» REQUIREMENT:
From the listing below, pick out each line with the word "Quarterly".

» MATERIAL SHOWN:
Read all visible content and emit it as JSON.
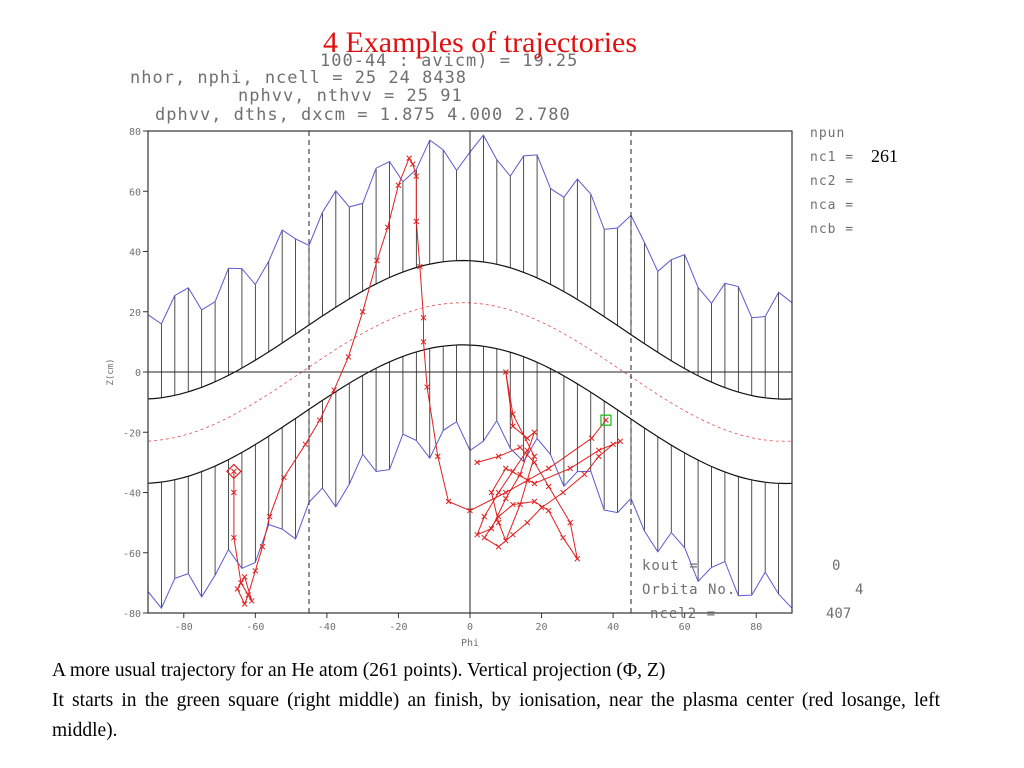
{
  "title": "4 Examples of trajectories",
  "caption": {
    "line1": "A more usual trajectory for an He atom (261 points). Vertical projection (Φ, Z)",
    "line2": "It starts in the green square (right middle) an finish, by ionisation, near the plasma center (red losange, left middle)."
  },
  "header_block": {
    "line0": "100-44 : avicm) =     19.25",
    "line1": "nhor, nphi, ncell =          25          24        8438",
    "line2": "nphvv, nthvv =            25           91",
    "line3": "dphvv, dths, dxcm =   1.875       4.000       2.780"
  },
  "side_panel": {
    "npun": "npun",
    "nc1": "nc1 =",
    "nc1_value": "261",
    "nc2": "nc2 =",
    "nca": "nca =",
    "ncb": "ncb ="
  },
  "lower_panel": {
    "kout_label": "kout =",
    "kout_value": "0",
    "orbita_label": "Orbita No.",
    "orbita_value": "4",
    "ncel2_label": "ncel2 =",
    "ncel2_value": "407"
  },
  "colors": {
    "title": "#e01010",
    "trajectory": "#e02020",
    "cells": "#222222",
    "boundary": "#5a5ad0",
    "start_marker": "#20c020",
    "mid_dashed": "#e05050"
  },
  "chart_data": {
    "type": "line",
    "xlabel": "Phi",
    "ylabel": "Z(cm)",
    "xlim": [
      -90,
      90
    ],
    "ylim": [
      -80,
      80
    ],
    "x_ticks": [
      -80,
      -60,
      -40,
      -20,
      0,
      20,
      40,
      60,
      80
    ],
    "y_ticks": [
      -80,
      -60,
      -40,
      -20,
      0,
      20,
      40,
      60,
      80
    ],
    "vertical_dashed_x": [
      -45,
      45
    ],
    "grid": false,
    "series": [
      {
        "values": [
          [
            38,
            -16
          ],
          [
            34,
            -22
          ],
          [
            22,
            -32
          ],
          [
            10,
            -40
          ],
          [
            0,
            -46
          ],
          [
            -6,
            -43
          ],
          [
            -9,
            -28
          ],
          [
            -12,
            -5
          ],
          [
            -13,
            10
          ],
          [
            -13,
            18
          ],
          [
            -14,
            35
          ],
          [
            -15,
            50
          ],
          [
            -15,
            65
          ],
          [
            -16,
            69
          ],
          [
            -17,
            71
          ],
          [
            -20,
            62
          ],
          [
            -23,
            48
          ],
          [
            -26,
            37
          ],
          [
            -30,
            20
          ],
          [
            -34,
            5
          ],
          [
            -38,
            -6
          ],
          [
            -42,
            -16
          ],
          [
            -46,
            -24
          ],
          [
            -52,
            -35
          ],
          [
            -56,
            -48
          ],
          [
            -58,
            -58
          ],
          [
            -60,
            -66
          ],
          [
            -62,
            -74
          ],
          [
            -63,
            -77
          ],
          [
            -65,
            -72
          ],
          [
            -63,
            -68
          ],
          [
            -61,
            -76
          ],
          [
            -64,
            -70
          ],
          [
            -66,
            -55
          ],
          [
            -66,
            -40
          ],
          [
            -66,
            -33
          ]
        ]
      },
      {
        "values": [
          [
            2,
            -30
          ],
          [
            8,
            -28
          ],
          [
            14,
            -25
          ],
          [
            18,
            -30
          ],
          [
            22,
            -38
          ],
          [
            28,
            -50
          ],
          [
            30,
            -62
          ],
          [
            26,
            -55
          ],
          [
            22,
            -46
          ],
          [
            18,
            -43
          ],
          [
            12,
            -44
          ],
          [
            8,
            -48
          ],
          [
            4,
            -55
          ],
          [
            8,
            -58
          ],
          [
            12,
            -54
          ],
          [
            16,
            -50
          ],
          [
            20,
            -45
          ],
          [
            26,
            -40
          ],
          [
            32,
            -34
          ],
          [
            36,
            -28
          ],
          [
            40,
            -24
          ],
          [
            42,
            -23
          ],
          [
            36,
            -26
          ],
          [
            28,
            -32
          ],
          [
            18,
            -37
          ],
          [
            10,
            -32
          ],
          [
            6,
            -40
          ],
          [
            8,
            -50
          ],
          [
            10,
            -56
          ],
          [
            14,
            -44
          ],
          [
            16,
            -36
          ],
          [
            18,
            -28
          ],
          [
            12,
            -14
          ],
          [
            10,
            0
          ],
          [
            12,
            -18
          ],
          [
            16,
            -22
          ],
          [
            18,
            -20
          ],
          [
            14,
            -34
          ],
          [
            10,
            -42
          ],
          [
            6,
            -52
          ],
          [
            2,
            -54
          ],
          [
            4,
            -48
          ],
          [
            8,
            -40
          ],
          [
            12,
            -33
          ],
          [
            16,
            -26
          ]
        ]
      }
    ],
    "start_marker": {
      "shape": "square",
      "x": 38,
      "y": -16
    },
    "end_marker": {
      "shape": "diamond",
      "x": -66,
      "y": -33
    }
  }
}
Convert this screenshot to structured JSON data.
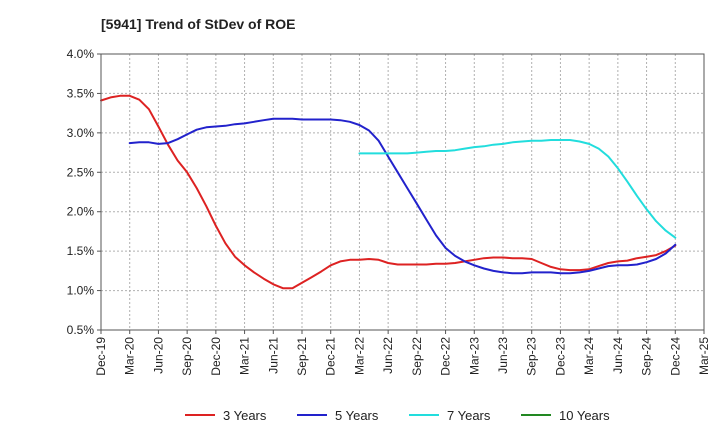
{
  "chart_data": {
    "type": "line",
    "title": "[5941]  Trend of StDev of ROE",
    "xlabel": "",
    "ylabel": "",
    "ylim": [
      0.5,
      4.0
    ],
    "y_ticks": [
      0.5,
      1.0,
      1.5,
      2.0,
      2.5,
      3.0,
      3.5,
      4.0
    ],
    "y_tick_labels": [
      "0.5%",
      "1.0%",
      "1.5%",
      "2.0%",
      "2.5%",
      "3.0%",
      "3.5%",
      "4.0%"
    ],
    "x_tick_labels": [
      "Dec-19",
      "Mar-20",
      "Jun-20",
      "Sep-20",
      "Dec-20",
      "Mar-21",
      "Jun-21",
      "Sep-21",
      "Dec-21",
      "Mar-22",
      "Jun-22",
      "Sep-22",
      "Dec-22",
      "Mar-23",
      "Jun-23",
      "Sep-23",
      "Dec-23",
      "Mar-24",
      "Jun-24",
      "Sep-24",
      "Dec-24",
      "Mar-25"
    ],
    "grid": true,
    "legend_position": "bottom",
    "series": [
      {
        "name": "3 Years",
        "color": "#dd2222",
        "x": [
          "Dec-19",
          "Jan-20",
          "Feb-20",
          "Mar-20",
          "Apr-20",
          "May-20",
          "Jun-20",
          "Jul-20",
          "Aug-20",
          "Sep-20",
          "Oct-20",
          "Nov-20",
          "Dec-20",
          "Jan-21",
          "Feb-21",
          "Mar-21",
          "Apr-21",
          "May-21",
          "Jun-21",
          "Jul-21",
          "Aug-21",
          "Sep-21",
          "Oct-21",
          "Nov-21",
          "Dec-21",
          "Jan-22",
          "Feb-22",
          "Mar-22",
          "Apr-22",
          "May-22",
          "Jun-22",
          "Jul-22",
          "Aug-22",
          "Sep-22",
          "Oct-22",
          "Nov-22",
          "Dec-22",
          "Jan-23",
          "Feb-23",
          "Mar-23",
          "Apr-23",
          "May-23",
          "Jun-23",
          "Jul-23",
          "Aug-23",
          "Sep-23",
          "Oct-23",
          "Nov-23",
          "Dec-23",
          "Jan-24",
          "Feb-24",
          "Mar-24",
          "Apr-24",
          "May-24",
          "Jun-24",
          "Jul-24",
          "Aug-24",
          "Sep-24",
          "Oct-24",
          "Nov-24",
          "Dec-24"
        ],
        "values": [
          3.41,
          3.45,
          3.47,
          3.47,
          3.42,
          3.3,
          3.08,
          2.85,
          2.65,
          2.5,
          2.3,
          2.07,
          1.82,
          1.6,
          1.43,
          1.32,
          1.23,
          1.15,
          1.08,
          1.03,
          1.03,
          1.1,
          1.17,
          1.24,
          1.32,
          1.37,
          1.39,
          1.39,
          1.4,
          1.39,
          1.35,
          1.33,
          1.33,
          1.33,
          1.33,
          1.34,
          1.34,
          1.35,
          1.37,
          1.39,
          1.41,
          1.42,
          1.42,
          1.41,
          1.41,
          1.4,
          1.35,
          1.3,
          1.27,
          1.26,
          1.26,
          1.27,
          1.31,
          1.35,
          1.37,
          1.38,
          1.41,
          1.43,
          1.45,
          1.5,
          1.57
        ]
      },
      {
        "name": "5 Years",
        "color": "#2222cc",
        "x": [
          "Mar-20",
          "Apr-20",
          "May-20",
          "Jun-20",
          "Jul-20",
          "Aug-20",
          "Sep-20",
          "Oct-20",
          "Nov-20",
          "Dec-20",
          "Jan-21",
          "Feb-21",
          "Mar-21",
          "Apr-21",
          "May-21",
          "Jun-21",
          "Jul-21",
          "Aug-21",
          "Sep-21",
          "Oct-21",
          "Nov-21",
          "Dec-21",
          "Jan-22",
          "Feb-22",
          "Mar-22",
          "Apr-22",
          "May-22",
          "Jun-22",
          "Jul-22",
          "Aug-22",
          "Sep-22",
          "Oct-22",
          "Nov-22",
          "Dec-22",
          "Jan-23",
          "Feb-23",
          "Mar-23",
          "Apr-23",
          "May-23",
          "Jun-23",
          "Jul-23",
          "Aug-23",
          "Sep-23",
          "Oct-23",
          "Nov-23",
          "Dec-23",
          "Jan-24",
          "Feb-24",
          "Mar-24",
          "Apr-24",
          "May-24",
          "Jun-24",
          "Jul-24",
          "Aug-24",
          "Sep-24",
          "Oct-24",
          "Nov-24",
          "Dec-24"
        ],
        "values": [
          2.87,
          2.88,
          2.88,
          2.86,
          2.87,
          2.92,
          2.98,
          3.04,
          3.07,
          3.08,
          3.09,
          3.11,
          3.12,
          3.14,
          3.16,
          3.18,
          3.18,
          3.18,
          3.17,
          3.17,
          3.17,
          3.17,
          3.16,
          3.14,
          3.1,
          3.03,
          2.9,
          2.7,
          2.5,
          2.3,
          2.1,
          1.9,
          1.7,
          1.54,
          1.44,
          1.37,
          1.32,
          1.28,
          1.25,
          1.23,
          1.22,
          1.22,
          1.23,
          1.23,
          1.23,
          1.22,
          1.22,
          1.23,
          1.25,
          1.28,
          1.31,
          1.32,
          1.32,
          1.33,
          1.36,
          1.4,
          1.47,
          1.58
        ]
      },
      {
        "name": "7 Years",
        "color": "#22dddd",
        "x": [
          "Mar-22",
          "Apr-22",
          "May-22",
          "Jun-22",
          "Jul-22",
          "Aug-22",
          "Sep-22",
          "Oct-22",
          "Nov-22",
          "Dec-22",
          "Jan-23",
          "Feb-23",
          "Mar-23",
          "Apr-23",
          "May-23",
          "Jun-23",
          "Jul-23",
          "Aug-23",
          "Sep-23",
          "Oct-23",
          "Nov-23",
          "Dec-23",
          "Jan-24",
          "Feb-24",
          "Mar-24",
          "Apr-24",
          "May-24",
          "Jun-24",
          "Jul-24",
          "Aug-24",
          "Sep-24",
          "Oct-24",
          "Nov-24",
          "Dec-24"
        ],
        "values": [
          2.74,
          2.74,
          2.74,
          2.74,
          2.74,
          2.74,
          2.75,
          2.76,
          2.77,
          2.77,
          2.78,
          2.8,
          2.82,
          2.83,
          2.85,
          2.86,
          2.88,
          2.89,
          2.9,
          2.9,
          2.91,
          2.91,
          2.91,
          2.89,
          2.86,
          2.8,
          2.7,
          2.55,
          2.38,
          2.2,
          2.03,
          1.88,
          1.76,
          1.67
        ]
      },
      {
        "name": "10 Years",
        "color": "#228822",
        "x": [],
        "values": []
      }
    ]
  }
}
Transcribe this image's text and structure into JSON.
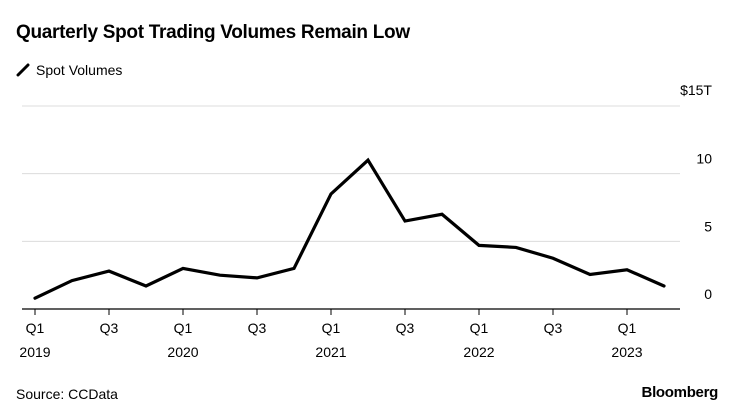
{
  "title": "Quarterly Spot Trading Volumes Remain Low",
  "source": "Source: CCData",
  "logo": "Bloomberg",
  "chart_data": {
    "type": "line",
    "title": "Quarterly Spot Trading Volumes Remain Low",
    "legend_position": "top-left",
    "grid": true,
    "series": [
      {
        "name": "Spot Volumes",
        "color": "#000000",
        "values": [
          0.8,
          2.1,
          2.8,
          1.7,
          3.0,
          2.5,
          2.3,
          3.0,
          8.5,
          11.0,
          6.5,
          7.0,
          4.7,
          4.55,
          3.75,
          2.55,
          2.9,
          1.7
        ]
      }
    ],
    "x": [
      "Q1 2019",
      "Q2 2019",
      "Q3 2019",
      "Q4 2019",
      "Q1 2020",
      "Q2 2020",
      "Q3 2020",
      "Q4 2020",
      "Q1 2021",
      "Q2 2021",
      "Q3 2021",
      "Q4 2021",
      "Q1 2022",
      "Q2 2022",
      "Q3 2022",
      "Q4 2022",
      "Q1 2023",
      "Q2 2023"
    ],
    "x_tick_labels": [
      {
        "q": "Q1",
        "year": "2019",
        "index": 0
      },
      {
        "q": "Q3",
        "year": "",
        "index": 2
      },
      {
        "q": "Q1",
        "year": "2020",
        "index": 4
      },
      {
        "q": "Q3",
        "year": "",
        "index": 6
      },
      {
        "q": "Q1",
        "year": "2021",
        "index": 8
      },
      {
        "q": "Q3",
        "year": "",
        "index": 10
      },
      {
        "q": "Q1",
        "year": "2022",
        "index": 12
      },
      {
        "q": "Q3",
        "year": "",
        "index": 14
      },
      {
        "q": "Q1",
        "year": "2023",
        "index": 16
      }
    ],
    "y_ticks": [
      {
        "value": 0,
        "label": "0"
      },
      {
        "value": 5,
        "label": "5"
      },
      {
        "value": 10,
        "label": "10"
      },
      {
        "value": 15,
        "label": "$15T"
      }
    ],
    "ylim": [
      0,
      15
    ],
    "y_axis_side": "right",
    "ylabel": "",
    "xlabel": ""
  }
}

» OUTPUT FOR THIS EXERCISE:
  "title": "Quarterly Spot Trading Volumes Remain Low",
    "title": "Quarterly Spot Trading Volumes Remain Low",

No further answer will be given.